**Document extract**
The M3 Touring BMW should have built
The E46 M3 Touring was never going to be a simple parts-bin exercise. Unlike regular 3 Series models, the E46 M3 used a unique body structure, wider arches and specific rear suspension geometry. Turning that into a Touring meant far more than fitting an M3 engine into a wagon shell and calling it a day.
That is why many home-built E46 M3 Touring conversions have always felt slightly imperfect. Some were impressive, some were charming, but few truly captured the factory-prototype feeling. Petroyle wants to do it properly.
The Oxfordshire-based specialist is building a limited run of 50 bespoke E46 M3 Touring recreations, with production unit 001 already complete. The goal is not just to create an M3-powered Touring, but to recreate the car BMW almost made.
Carbon fibre where it makes sense
Petroyle will produce components such as the rear bumper, side sills, boot floor and front wings primarily from carbon fibre. The quarter panels remain steel, in line with the original design, while customers can also specify a carbon-fibre front bumper and carbon roof.
It helps keep weight close to the original E46 M3 Coupé, it adds strength where needed, and it gives a subtle nod to the legendary E46 M3 CSL, one of BMW M’s most celebrated lightweight machines.
Petroyle has also reinforced the rear axle carrier panel to address the well-known E46 cracking issue, with additional structural strengthening added to improve torsional rigidity in the Touring shell.
S54, V8 or even V10
For many purists, the right choice will be obvious: the S54 3.2-litre straight-six from the original E46 M3.
That engine is central to the character of the car. It revs, it sounds right, and it belongs to the E46 era in a way no later swap ever could. Petroyle even offers access to extremely rare zero-mile S54 engines for clients who want a near factory-fresh experience. But the company is also opening the door to wilder builds.
Customers can specify M-Power V8 or V10 conversions, which means an S65 or S85-powered Touring is possible. That may horrify the purists, but it also makes sense within the bespoke world. Some buyers will want the factory dream. Others will want the car BMW never even dared to imagine.
A proper modern-classic build
Every Petroyle M3 Touring will be customisable, from paint and trim to interior materials, drivetrain specification and final detailing. The first completed car, finished in Laguna Seca Blue, appears to stay close to the original prototype spirit. That is exactly the right approach.

**Excerpted data**
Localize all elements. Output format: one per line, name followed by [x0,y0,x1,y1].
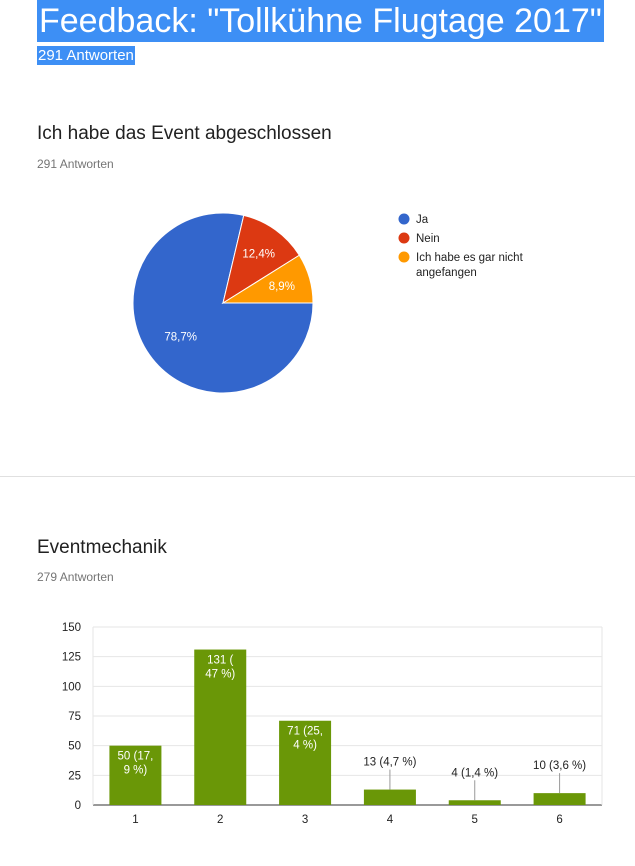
pie-slice-not-started [221,254,314,304]
bar-value-label: 47 %) [205,669,235,681]
pie-slice-ja-label: 78,7% [164,331,197,343]
bar-value-label: 13 (4,7 %) [363,757,416,769]
page-title: Feedback: "Tollkühne Flugtage 2017" [37,0,604,42]
y-tick-label: 25 [68,770,81,782]
y-tick-label: 0 [75,800,81,812]
question-title-event-completed: Ich habe das Event abgeschlossen [37,123,332,144]
bar-3 [279,720,332,805]
bar-6 [533,793,586,805]
bar-1 [109,745,162,805]
x-tick-label: 3 [302,814,308,826]
question-response-count: 291 Antworten [37,157,114,171]
y-tick-label: 125 [62,652,81,664]
y-tick-label: 75 [68,711,81,723]
question-title-event-mechanics: Eventmechanik [37,537,167,558]
bar-value-label: 9 %) [124,765,148,777]
legend-marker [398,232,410,244]
bar-value-label: 131 ( [207,655,233,667]
pie-slice-nein [222,214,300,305]
bar-4 [363,789,416,805]
legend-marker [398,213,410,225]
bar-value-label: 10 (3,6 %) [533,760,586,772]
legend-entry: Ich habe es gar nicht [416,252,524,264]
x-tick-label: 4 [387,814,394,826]
bar-5 [448,800,501,805]
section-divider [0,476,635,477]
question-response-count: 279 Antworten [37,570,114,584]
legend-entry: angefangen [416,267,477,279]
page-response-count: 291 Antworten [37,46,135,65]
legend-entry: Ja [416,214,429,226]
x-tick-label: 6 [556,814,562,826]
bar-value-label: 71 (25, [287,726,323,738]
x-tick-label: 5 [472,814,478,826]
bar-2 [194,649,247,805]
pie-slice-nein-label: 12,4% [242,248,275,260]
bar-value-label: 4 (1,4 %) [451,767,498,779]
bar-chart: 0 25 50 75 100 125 150 50 (17, 9 %) 1 131 ( 47 %) 2 7… [62,622,603,826]
x-tick-label: 1 [132,814,138,826]
bar-value-label: 4 %) [293,740,317,752]
legend-marker [398,251,410,263]
pie-slice-not-started-label: 8,9% [269,281,295,293]
y-tick-label: 100 [62,681,81,693]
y-tick-label: 150 [62,622,81,634]
y-tick-label: 50 [68,741,81,753]
legend-entry: Nein [416,233,440,245]
bar-value-label: 50 (17, [118,751,154,763]
x-tick-label: 2 [217,814,223,826]
pie-chart: 78,7% 12,4% 8,9% Ja Nein Ich habe es gar nich… [132,212,524,394]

**Requests**
(1) Translate this sentence from the M3 Touring article into French: "That engine is central to the character of the car."
(2) Transcribe the M3 Touring article word for word, everything from "Carbon fibre where" down to "celebrated lightweight machines.".
Rely only on the M3 Touring article.

**Answer set**
(1) Ce moteur est au cœur du caractère de la voiture.

(2)
Carbon fibre where it makes sense
Petroyle will produce components such as the rear bumper, side sills, boot floor and front wings primarily from carbon fibre. The quarter panels remain steel, in line with the original design, while customers can also specify a carbon-fibre front bumper and carbon roof.
It helps keep weight close to the original E46 M3 Coupé, it adds strength where needed, and it gives a subtle nod to the legendary E46 M3 CSL, one of BMW M’s most celebrated lightweight machines.